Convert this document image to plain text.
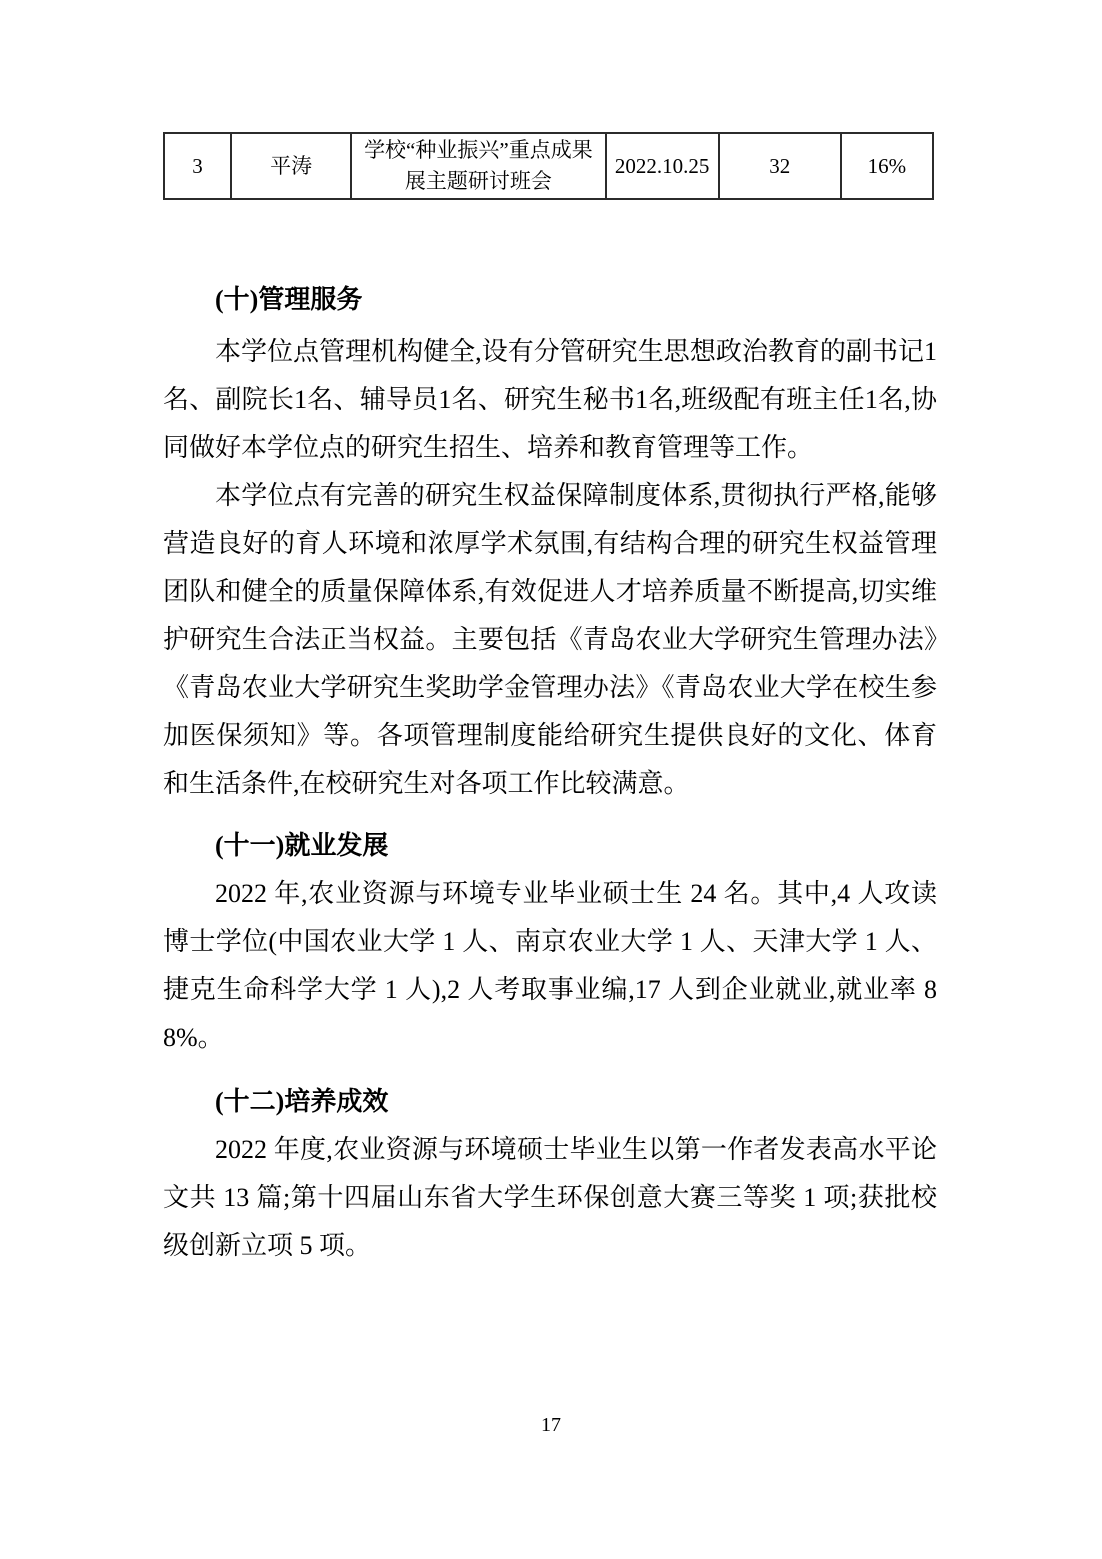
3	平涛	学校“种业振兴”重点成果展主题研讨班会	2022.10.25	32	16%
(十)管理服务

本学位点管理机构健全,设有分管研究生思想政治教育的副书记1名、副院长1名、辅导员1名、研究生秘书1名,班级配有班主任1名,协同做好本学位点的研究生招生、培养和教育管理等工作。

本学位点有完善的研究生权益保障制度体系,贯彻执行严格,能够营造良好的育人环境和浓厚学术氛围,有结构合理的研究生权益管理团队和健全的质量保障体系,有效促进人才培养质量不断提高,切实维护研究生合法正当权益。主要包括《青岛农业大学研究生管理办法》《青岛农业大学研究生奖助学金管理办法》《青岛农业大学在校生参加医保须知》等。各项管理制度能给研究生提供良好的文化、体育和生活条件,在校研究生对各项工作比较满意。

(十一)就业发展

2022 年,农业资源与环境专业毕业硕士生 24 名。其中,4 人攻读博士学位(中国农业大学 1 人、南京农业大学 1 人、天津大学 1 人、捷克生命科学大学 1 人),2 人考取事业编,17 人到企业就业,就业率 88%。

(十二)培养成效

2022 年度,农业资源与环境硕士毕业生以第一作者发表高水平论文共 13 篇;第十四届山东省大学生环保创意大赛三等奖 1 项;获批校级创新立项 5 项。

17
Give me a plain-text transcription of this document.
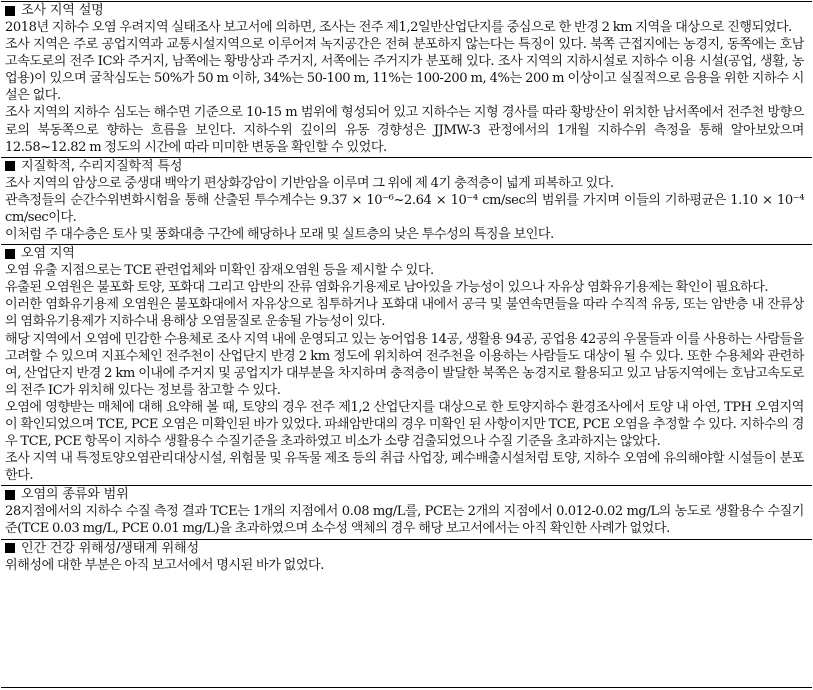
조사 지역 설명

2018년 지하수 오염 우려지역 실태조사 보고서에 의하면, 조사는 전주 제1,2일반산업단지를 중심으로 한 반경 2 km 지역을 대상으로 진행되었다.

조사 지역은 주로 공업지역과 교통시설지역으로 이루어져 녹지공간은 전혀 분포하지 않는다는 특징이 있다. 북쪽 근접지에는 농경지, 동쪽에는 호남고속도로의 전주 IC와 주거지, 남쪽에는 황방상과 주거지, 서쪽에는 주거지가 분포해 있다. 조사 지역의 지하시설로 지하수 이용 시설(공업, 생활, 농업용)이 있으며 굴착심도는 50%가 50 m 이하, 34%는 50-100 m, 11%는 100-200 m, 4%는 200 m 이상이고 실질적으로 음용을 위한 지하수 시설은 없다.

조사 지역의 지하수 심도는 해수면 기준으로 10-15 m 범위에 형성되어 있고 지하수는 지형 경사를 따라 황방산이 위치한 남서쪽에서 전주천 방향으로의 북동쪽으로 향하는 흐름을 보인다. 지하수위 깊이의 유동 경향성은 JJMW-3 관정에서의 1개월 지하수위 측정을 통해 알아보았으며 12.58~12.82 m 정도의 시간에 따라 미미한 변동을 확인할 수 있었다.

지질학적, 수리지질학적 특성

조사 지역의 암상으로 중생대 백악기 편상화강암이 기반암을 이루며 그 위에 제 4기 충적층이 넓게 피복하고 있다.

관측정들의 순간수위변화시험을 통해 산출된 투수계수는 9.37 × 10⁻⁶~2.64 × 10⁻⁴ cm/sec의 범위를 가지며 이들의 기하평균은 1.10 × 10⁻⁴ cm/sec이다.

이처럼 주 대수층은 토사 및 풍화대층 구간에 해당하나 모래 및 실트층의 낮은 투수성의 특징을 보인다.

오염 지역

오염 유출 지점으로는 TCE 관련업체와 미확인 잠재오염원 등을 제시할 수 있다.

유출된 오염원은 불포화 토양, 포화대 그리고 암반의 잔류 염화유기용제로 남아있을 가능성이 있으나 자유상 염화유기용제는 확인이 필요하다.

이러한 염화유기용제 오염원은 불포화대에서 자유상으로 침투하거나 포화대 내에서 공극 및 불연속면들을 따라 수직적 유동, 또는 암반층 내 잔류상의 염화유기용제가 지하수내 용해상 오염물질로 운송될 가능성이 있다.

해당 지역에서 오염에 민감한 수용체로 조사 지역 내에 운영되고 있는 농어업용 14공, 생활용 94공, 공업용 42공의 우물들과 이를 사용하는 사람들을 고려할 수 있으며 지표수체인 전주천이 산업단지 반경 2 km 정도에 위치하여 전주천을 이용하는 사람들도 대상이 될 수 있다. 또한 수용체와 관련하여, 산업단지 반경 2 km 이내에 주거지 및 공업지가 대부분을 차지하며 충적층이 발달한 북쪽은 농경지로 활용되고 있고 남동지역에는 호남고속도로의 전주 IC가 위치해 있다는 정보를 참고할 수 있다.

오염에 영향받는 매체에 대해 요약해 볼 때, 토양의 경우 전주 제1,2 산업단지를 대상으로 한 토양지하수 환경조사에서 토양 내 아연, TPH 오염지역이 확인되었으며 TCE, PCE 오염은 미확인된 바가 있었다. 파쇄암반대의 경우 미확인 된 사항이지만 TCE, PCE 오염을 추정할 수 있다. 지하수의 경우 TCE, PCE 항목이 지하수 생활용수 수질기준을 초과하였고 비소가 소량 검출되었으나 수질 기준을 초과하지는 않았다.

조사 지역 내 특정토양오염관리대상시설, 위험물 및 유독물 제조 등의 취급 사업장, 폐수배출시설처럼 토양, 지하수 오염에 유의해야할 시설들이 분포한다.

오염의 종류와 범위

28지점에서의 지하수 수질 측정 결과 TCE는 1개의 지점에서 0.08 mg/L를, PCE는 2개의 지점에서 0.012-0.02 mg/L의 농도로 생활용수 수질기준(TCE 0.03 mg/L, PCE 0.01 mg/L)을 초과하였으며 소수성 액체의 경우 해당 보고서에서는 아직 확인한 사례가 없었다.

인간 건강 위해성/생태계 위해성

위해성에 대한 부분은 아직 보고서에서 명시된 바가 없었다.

DIRECTIONS FOR THIS TASK - Print the listing above in full, exactly as written. Omit any pictures.

FINAL ANSWER -
Convert this document image to plain text.
3	平涛	学校“种业振兴”重点成果展主题研讨班会	2022.10.25	32	16%
(十)管理服务

本学位点管理机构健全,设有分管研究生思想政治教育的副书记1名、副院长1名、辅导员1名、研究生秘书1名,班级配有班主任1名,协同做好本学位点的研究生招生、培养和教育管理等工作。

本学位点有完善的研究生权益保障制度体系,贯彻执行严格,能够营造良好的育人环境和浓厚学术氛围,有结构合理的研究生权益管理团队和健全的质量保障体系,有效促进人才培养质量不断提高,切实维护研究生合法正当权益。主要包括《青岛农业大学研究生管理办法》《青岛农业大学研究生奖助学金管理办法》《青岛农业大学在校生参加医保须知》等。各项管理制度能给研究生提供良好的文化、体育和生活条件,在校研究生对各项工作比较满意。

(十一)就业发展

2022 年,农业资源与环境专业毕业硕士生 24 名。其中,4 人攻读博士学位(中国农业大学 1 人、南京农业大学 1 人、天津大学 1 人、捷克生命科学大学 1 人),2 人考取事业编,17 人到企业就业,就业率 88%。

(十二)培养成效

2022 年度,农业资源与环境硕士毕业生以第一作者发表高水平论文共 13 篇;第十四届山东省大学生环保创意大赛三等奖 1 项;获批校级创新立项 5 项。

17
Give me a plain-text transcription of this document.
조사 지역 설명

2018년 지하수 오염 우려지역 실태조사 보고서에 의하면, 조사는 전주 제1,2일반산업단지를 중심으로 한 반경 2 km 지역을 대상으로 진행되었다.

조사 지역은 주로 공업지역과 교통시설지역으로 이루어져 녹지공간은 전혀 분포하지 않는다는 특징이 있다. 북쪽 근접지에는 농경지, 동쪽에는 호남고속도로의 전주 IC와 주거지, 남쪽에는 황방상과 주거지, 서쪽에는 주거지가 분포해 있다. 조사 지역의 지하시설로 지하수 이용 시설(공업, 생활, 농업용)이 있으며 굴착심도는 50%가 50 m 이하, 34%는 50-100 m, 11%는 100-200 m, 4%는 200 m 이상이고 실질적으로 음용을 위한 지하수 시설은 없다.

조사 지역의 지하수 심도는 해수면 기준으로 10-15 m 범위에 형성되어 있고 지하수는 지형 경사를 따라 황방산이 위치한 남서쪽에서 전주천 방향으로의 북동쪽으로 향하는 흐름을 보인다. 지하수위 깊이의 유동 경향성은 JJMW-3 관정에서의 1개월 지하수위 측정을 통해 알아보았으며 12.58~12.82 m 정도의 시간에 따라 미미한 변동을 확인할 수 있었다.

지질학적, 수리지질학적 특성

조사 지역의 암상으로 중생대 백악기 편상화강암이 기반암을 이루며 그 위에 제 4기 충적층이 넓게 피복하고 있다.

관측정들의 순간수위변화시험을 통해 산출된 투수계수는 9.37 × 10⁻⁶~2.64 × 10⁻⁴ cm/sec의 범위를 가지며 이들의 기하평균은 1.10 × 10⁻⁴ cm/sec이다.

이처럼 주 대수층은 토사 및 풍화대층 구간에 해당하나 모래 및 실트층의 낮은 투수성의 특징을 보인다.

오염 지역

오염 유출 지점으로는 TCE 관련업체와 미확인 잠재오염원 등을 제시할 수 있다.

유출된 오염원은 불포화 토양, 포화대 그리고 암반의 잔류 염화유기용제로 남아있을 가능성이 있으나 자유상 염화유기용제는 확인이 필요하다.

이러한 염화유기용제 오염원은 불포화대에서 자유상으로 침투하거나 포화대 내에서 공극 및 불연속면들을 따라 수직적 유동, 또는 암반층 내 잔류상의 염화유기용제가 지하수내 용해상 오염물질로 운송될 가능성이 있다.

해당 지역에서 오염에 민감한 수용체로 조사 지역 내에 운영되고 있는 농어업용 14공, 생활용 94공, 공업용 42공의 우물들과 이를 사용하는 사람들을 고려할 수 있으며 지표수체인 전주천이 산업단지 반경 2 km 정도에 위치하여 전주천을 이용하는 사람들도 대상이 될 수 있다. 또한 수용체와 관련하여, 산업단지 반경 2 km 이내에 주거지 및 공업지가 대부분을 차지하며 충적층이 발달한 북쪽은 농경지로 활용되고 있고 남동지역에는 호남고속도로의 전주 IC가 위치해 있다는 정보를 참고할 수 있다.

오염에 영향받는 매체에 대해 요약해 볼 때, 토양의 경우 전주 제1,2 산업단지를 대상으로 한 토양지하수 환경조사에서 토양 내 아연, TPH 오염지역이 확인되었으며 TCE, PCE 오염은 미확인된 바가 있었다. 파쇄암반대의 경우 미확인 된 사항이지만 TCE, PCE 오염을 추정할 수 있다. 지하수의 경우 TCE, PCE 항목이 지하수 생활용수 수질기준을 초과하였고 비소가 소량 검출되었으나 수질 기준을 초과하지는 않았다.

조사 지역 내 특정토양오염관리대상시설, 위험물 및 유독물 제조 등의 취급 사업장, 폐수배출시설처럼 토양, 지하수 오염에 유의해야할 시설들이 분포한다.

오염의 종류와 범위

28지점에서의 지하수 수질 측정 결과 TCE는 1개의 지점에서 0.08 mg/L를, PCE는 2개의 지점에서 0.012-0.02 mg/L의 농도로 생활용수 수질기준(TCE 0.03 mg/L, PCE 0.01 mg/L)을 초과하였으며 소수성 액체의 경우 해당 보고서에서는 아직 확인한 사례가 없었다.

인간 건강 위해성/생태계 위해성

위해성에 대한 부분은 아직 보고서에서 명시된 바가 없었다.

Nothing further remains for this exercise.